Each line that holds the word "JSON" counts once; give the total for the records below and nothing else.
[Start of Data for this task]
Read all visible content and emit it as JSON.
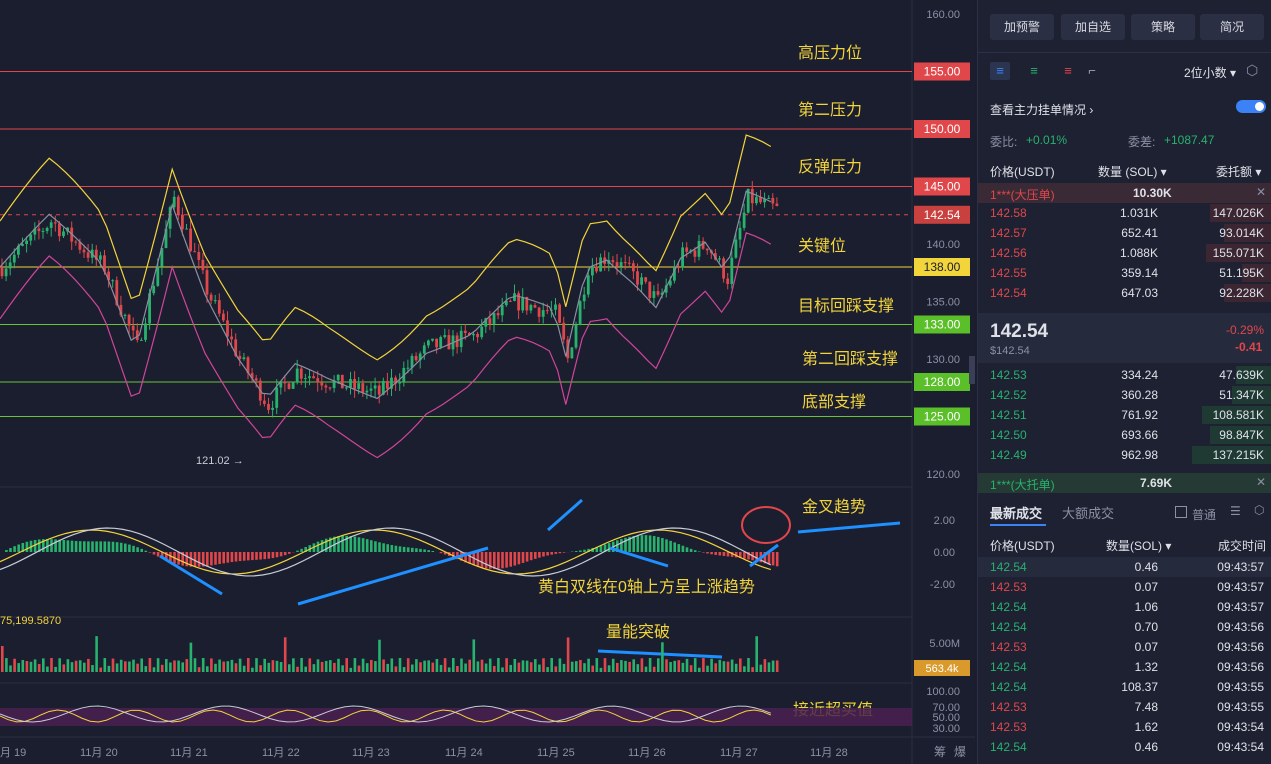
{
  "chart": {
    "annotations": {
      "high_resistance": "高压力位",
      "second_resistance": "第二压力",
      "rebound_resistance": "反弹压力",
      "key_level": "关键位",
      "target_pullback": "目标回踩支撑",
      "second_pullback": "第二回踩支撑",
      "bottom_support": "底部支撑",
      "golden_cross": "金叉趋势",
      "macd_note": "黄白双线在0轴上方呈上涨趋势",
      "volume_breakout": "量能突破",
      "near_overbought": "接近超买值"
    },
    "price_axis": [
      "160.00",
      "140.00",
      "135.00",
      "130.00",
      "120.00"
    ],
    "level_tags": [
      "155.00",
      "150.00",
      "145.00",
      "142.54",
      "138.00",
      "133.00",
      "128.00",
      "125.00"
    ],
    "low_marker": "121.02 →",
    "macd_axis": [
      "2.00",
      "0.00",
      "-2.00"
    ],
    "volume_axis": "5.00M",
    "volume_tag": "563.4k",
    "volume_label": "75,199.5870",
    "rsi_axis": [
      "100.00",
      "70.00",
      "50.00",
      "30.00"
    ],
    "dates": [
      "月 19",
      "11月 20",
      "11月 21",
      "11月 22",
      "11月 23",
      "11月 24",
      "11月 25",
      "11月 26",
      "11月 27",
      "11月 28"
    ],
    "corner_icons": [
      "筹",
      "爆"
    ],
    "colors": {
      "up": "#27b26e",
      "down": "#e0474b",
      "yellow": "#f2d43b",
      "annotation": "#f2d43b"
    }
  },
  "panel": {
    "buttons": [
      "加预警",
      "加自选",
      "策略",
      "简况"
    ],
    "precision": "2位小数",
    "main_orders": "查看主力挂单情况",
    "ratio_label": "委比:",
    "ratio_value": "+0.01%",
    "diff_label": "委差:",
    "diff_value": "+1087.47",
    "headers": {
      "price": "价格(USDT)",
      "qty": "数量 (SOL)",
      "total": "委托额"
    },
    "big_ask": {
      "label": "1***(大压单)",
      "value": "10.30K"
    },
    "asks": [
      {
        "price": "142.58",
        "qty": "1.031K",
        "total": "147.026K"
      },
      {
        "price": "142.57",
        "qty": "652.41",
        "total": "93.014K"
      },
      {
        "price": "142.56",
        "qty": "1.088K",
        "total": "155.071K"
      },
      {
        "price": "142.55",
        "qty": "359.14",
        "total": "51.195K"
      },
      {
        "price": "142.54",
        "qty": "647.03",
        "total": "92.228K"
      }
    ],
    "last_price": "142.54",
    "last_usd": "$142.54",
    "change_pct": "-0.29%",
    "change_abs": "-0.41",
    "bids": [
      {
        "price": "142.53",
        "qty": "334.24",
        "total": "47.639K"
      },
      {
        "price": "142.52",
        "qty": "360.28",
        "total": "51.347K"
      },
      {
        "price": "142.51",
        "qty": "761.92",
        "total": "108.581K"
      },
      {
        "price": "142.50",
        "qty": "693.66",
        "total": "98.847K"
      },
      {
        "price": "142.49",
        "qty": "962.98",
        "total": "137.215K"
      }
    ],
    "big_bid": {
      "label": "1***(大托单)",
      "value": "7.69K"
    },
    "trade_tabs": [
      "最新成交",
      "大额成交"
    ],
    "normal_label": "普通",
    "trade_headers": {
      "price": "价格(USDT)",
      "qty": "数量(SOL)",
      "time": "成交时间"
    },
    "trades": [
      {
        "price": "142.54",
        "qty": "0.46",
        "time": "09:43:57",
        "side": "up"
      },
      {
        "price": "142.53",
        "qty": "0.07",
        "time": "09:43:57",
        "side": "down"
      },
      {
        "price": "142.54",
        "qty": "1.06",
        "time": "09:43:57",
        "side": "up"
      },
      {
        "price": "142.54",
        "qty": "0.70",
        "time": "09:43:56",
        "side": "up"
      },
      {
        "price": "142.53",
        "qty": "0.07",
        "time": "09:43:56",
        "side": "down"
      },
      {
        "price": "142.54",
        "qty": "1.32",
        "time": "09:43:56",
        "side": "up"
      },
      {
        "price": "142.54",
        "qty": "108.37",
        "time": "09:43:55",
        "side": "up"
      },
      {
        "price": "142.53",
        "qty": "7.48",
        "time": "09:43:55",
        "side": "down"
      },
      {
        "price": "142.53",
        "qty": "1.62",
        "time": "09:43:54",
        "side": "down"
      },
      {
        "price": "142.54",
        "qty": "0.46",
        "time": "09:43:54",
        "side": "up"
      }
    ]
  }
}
[End of Data for this task]
[Start of Data for this task]
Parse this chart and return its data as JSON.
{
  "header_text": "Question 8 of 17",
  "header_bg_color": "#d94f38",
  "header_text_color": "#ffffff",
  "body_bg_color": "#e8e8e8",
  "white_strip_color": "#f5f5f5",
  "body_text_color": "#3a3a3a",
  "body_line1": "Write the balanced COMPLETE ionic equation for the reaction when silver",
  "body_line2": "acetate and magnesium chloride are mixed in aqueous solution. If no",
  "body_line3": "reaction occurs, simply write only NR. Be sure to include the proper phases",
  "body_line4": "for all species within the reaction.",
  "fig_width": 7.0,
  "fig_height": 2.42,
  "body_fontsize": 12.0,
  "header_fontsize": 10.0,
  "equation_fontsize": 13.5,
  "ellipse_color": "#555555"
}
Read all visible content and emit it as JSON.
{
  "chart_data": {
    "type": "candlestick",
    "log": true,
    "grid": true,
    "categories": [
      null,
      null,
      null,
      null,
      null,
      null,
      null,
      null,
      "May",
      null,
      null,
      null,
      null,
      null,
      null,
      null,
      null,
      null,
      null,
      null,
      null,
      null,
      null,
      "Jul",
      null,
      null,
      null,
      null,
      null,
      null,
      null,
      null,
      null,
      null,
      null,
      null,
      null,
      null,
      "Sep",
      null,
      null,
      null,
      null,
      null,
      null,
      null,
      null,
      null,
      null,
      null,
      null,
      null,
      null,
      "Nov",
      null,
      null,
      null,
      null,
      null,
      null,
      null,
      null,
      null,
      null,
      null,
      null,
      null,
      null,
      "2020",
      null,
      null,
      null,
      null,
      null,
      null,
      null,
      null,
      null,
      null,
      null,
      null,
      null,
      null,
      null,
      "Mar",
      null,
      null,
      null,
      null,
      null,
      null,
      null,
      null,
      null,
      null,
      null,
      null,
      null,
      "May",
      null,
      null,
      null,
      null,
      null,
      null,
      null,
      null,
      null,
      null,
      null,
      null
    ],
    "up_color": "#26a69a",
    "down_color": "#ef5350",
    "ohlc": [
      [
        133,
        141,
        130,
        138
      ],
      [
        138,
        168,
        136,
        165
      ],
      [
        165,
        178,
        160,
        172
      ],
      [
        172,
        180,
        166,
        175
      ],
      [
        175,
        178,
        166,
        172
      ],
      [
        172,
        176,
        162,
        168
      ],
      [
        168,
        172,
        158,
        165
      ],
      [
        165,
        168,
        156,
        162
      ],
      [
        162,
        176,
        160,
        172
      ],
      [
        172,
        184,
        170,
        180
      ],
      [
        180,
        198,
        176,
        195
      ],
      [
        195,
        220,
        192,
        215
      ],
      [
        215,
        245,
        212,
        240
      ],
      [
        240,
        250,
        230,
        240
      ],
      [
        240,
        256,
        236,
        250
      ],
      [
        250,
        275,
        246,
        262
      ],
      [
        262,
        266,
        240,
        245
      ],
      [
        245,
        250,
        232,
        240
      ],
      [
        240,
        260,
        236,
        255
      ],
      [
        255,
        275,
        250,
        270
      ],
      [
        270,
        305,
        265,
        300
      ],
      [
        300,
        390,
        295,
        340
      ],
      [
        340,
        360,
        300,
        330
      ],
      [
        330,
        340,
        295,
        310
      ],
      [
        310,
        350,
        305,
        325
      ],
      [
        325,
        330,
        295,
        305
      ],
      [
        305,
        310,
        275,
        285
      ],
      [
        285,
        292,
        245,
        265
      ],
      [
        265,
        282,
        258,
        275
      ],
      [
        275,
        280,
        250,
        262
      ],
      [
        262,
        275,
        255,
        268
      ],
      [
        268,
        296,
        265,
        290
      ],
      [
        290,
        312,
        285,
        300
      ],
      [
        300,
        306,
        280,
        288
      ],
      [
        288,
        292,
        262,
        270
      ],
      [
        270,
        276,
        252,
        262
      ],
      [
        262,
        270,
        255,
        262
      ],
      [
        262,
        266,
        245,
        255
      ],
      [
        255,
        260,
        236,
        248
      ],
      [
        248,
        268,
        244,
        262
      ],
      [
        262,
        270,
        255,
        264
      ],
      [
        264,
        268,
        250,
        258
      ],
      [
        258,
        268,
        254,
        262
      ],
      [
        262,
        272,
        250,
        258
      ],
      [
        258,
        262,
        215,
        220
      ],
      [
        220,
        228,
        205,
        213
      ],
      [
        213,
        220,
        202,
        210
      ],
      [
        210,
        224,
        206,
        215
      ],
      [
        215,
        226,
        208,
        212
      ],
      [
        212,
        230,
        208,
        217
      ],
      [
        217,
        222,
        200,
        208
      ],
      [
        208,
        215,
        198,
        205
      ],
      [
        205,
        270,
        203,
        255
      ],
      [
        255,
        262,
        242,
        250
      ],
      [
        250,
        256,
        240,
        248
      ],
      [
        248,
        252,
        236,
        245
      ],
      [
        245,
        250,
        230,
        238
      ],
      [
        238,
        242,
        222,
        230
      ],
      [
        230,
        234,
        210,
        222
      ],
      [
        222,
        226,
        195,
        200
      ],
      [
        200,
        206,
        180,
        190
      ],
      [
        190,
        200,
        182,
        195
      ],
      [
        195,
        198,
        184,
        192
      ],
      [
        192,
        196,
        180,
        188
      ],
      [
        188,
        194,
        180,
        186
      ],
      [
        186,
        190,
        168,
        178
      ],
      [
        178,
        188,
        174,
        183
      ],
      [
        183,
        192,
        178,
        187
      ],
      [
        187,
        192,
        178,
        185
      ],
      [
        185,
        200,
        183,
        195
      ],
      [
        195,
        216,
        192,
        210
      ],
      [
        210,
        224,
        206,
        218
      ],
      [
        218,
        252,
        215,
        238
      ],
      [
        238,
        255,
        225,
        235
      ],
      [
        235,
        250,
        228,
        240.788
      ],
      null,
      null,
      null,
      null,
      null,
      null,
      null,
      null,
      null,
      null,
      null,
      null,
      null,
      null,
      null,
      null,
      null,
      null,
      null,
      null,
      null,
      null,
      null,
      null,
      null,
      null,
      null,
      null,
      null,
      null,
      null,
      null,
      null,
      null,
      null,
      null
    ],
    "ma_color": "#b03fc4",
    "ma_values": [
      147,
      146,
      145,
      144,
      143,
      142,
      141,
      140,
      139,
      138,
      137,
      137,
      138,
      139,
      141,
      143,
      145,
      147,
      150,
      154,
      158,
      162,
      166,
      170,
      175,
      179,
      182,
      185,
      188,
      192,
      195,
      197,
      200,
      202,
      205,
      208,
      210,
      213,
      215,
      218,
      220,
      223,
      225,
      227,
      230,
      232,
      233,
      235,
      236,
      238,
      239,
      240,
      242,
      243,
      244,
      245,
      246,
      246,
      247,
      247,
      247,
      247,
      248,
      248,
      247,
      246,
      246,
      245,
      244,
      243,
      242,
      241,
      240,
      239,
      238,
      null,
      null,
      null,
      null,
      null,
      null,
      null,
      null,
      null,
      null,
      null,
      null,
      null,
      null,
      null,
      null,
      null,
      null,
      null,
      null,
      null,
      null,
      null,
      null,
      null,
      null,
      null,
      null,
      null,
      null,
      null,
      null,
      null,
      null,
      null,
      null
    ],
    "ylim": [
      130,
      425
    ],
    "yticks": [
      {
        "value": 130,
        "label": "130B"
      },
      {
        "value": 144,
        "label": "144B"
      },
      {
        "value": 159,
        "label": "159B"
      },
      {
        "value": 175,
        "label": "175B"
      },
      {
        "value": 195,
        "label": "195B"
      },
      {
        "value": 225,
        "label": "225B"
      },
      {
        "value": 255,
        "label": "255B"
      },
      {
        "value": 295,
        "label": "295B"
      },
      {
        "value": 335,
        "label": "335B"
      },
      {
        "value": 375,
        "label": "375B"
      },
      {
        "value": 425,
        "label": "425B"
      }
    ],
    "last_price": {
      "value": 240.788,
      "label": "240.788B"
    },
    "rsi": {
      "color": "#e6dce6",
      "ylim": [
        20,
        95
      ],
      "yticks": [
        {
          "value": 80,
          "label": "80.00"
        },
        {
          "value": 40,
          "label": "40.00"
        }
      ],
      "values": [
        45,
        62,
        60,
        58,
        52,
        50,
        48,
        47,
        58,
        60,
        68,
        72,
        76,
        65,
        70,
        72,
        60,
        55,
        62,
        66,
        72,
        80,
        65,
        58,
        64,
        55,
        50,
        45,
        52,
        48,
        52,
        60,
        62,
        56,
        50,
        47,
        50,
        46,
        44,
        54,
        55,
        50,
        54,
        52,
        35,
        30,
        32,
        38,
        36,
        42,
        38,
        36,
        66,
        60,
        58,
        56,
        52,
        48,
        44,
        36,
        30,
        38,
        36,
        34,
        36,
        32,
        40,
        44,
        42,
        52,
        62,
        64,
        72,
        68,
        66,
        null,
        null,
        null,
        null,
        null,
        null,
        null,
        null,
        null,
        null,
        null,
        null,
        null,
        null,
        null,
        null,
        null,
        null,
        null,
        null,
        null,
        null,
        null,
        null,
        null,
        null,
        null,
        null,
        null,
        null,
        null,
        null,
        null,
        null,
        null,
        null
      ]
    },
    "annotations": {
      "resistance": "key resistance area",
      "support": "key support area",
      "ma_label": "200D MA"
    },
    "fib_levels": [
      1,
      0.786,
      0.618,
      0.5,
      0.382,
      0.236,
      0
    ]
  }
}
[End of Data for this task]
[Start of Data for this task]
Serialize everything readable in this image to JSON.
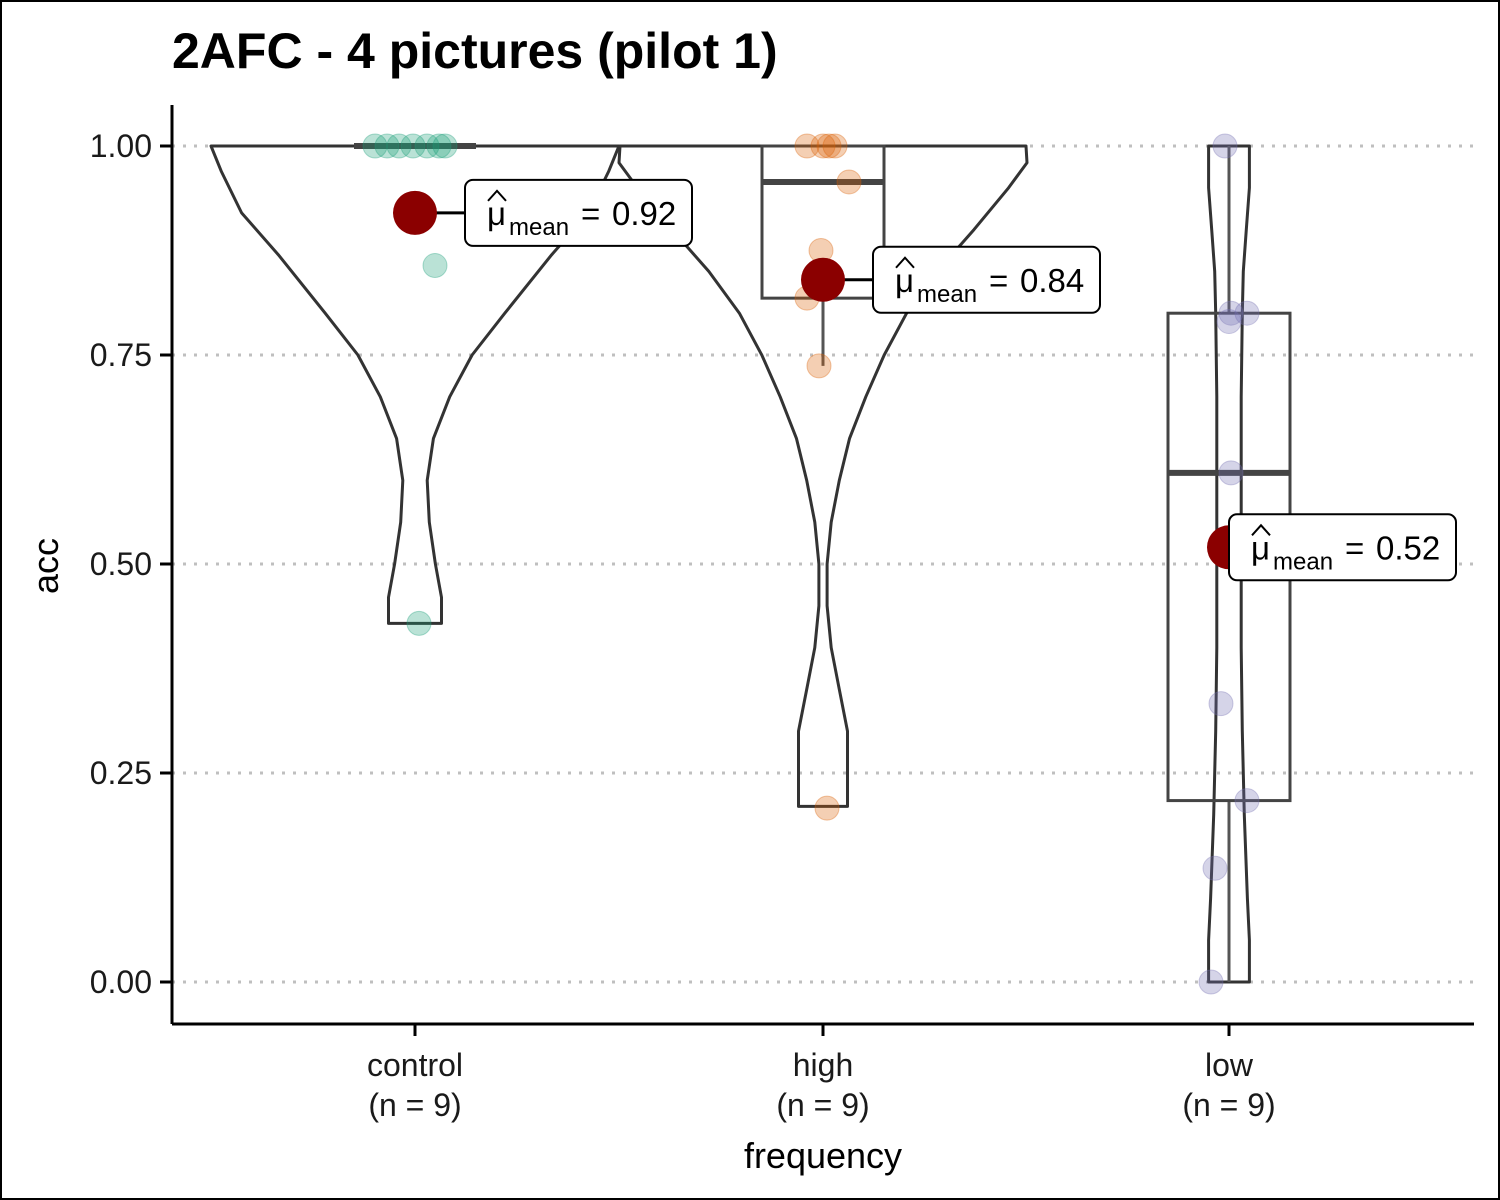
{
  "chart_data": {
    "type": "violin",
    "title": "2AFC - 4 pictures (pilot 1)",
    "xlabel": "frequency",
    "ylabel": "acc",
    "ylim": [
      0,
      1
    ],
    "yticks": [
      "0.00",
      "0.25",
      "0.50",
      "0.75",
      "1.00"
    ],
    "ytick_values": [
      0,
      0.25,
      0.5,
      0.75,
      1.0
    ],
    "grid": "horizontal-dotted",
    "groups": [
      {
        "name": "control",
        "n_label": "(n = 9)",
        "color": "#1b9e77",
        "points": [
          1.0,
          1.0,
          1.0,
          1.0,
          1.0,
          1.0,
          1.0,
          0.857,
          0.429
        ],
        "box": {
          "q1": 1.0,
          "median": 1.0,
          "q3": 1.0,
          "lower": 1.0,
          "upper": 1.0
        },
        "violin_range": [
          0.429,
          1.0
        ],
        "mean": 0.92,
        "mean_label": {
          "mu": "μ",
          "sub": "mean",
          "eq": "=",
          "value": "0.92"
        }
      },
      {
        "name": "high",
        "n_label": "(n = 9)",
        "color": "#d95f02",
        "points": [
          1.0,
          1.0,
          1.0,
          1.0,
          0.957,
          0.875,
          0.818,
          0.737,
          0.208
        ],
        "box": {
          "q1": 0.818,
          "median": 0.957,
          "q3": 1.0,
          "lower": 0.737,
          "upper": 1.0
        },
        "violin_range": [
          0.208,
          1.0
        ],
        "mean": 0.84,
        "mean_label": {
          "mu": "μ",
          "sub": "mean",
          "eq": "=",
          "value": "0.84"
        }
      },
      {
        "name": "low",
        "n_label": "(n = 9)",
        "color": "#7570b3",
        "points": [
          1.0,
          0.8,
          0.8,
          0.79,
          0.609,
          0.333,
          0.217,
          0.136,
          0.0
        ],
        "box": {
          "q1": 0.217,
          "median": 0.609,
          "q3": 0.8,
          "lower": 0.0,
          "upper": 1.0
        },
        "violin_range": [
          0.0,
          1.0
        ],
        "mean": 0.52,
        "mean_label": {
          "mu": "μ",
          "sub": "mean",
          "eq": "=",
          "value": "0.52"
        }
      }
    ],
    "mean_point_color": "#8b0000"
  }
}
[End of Data for this task]
Right answer | 4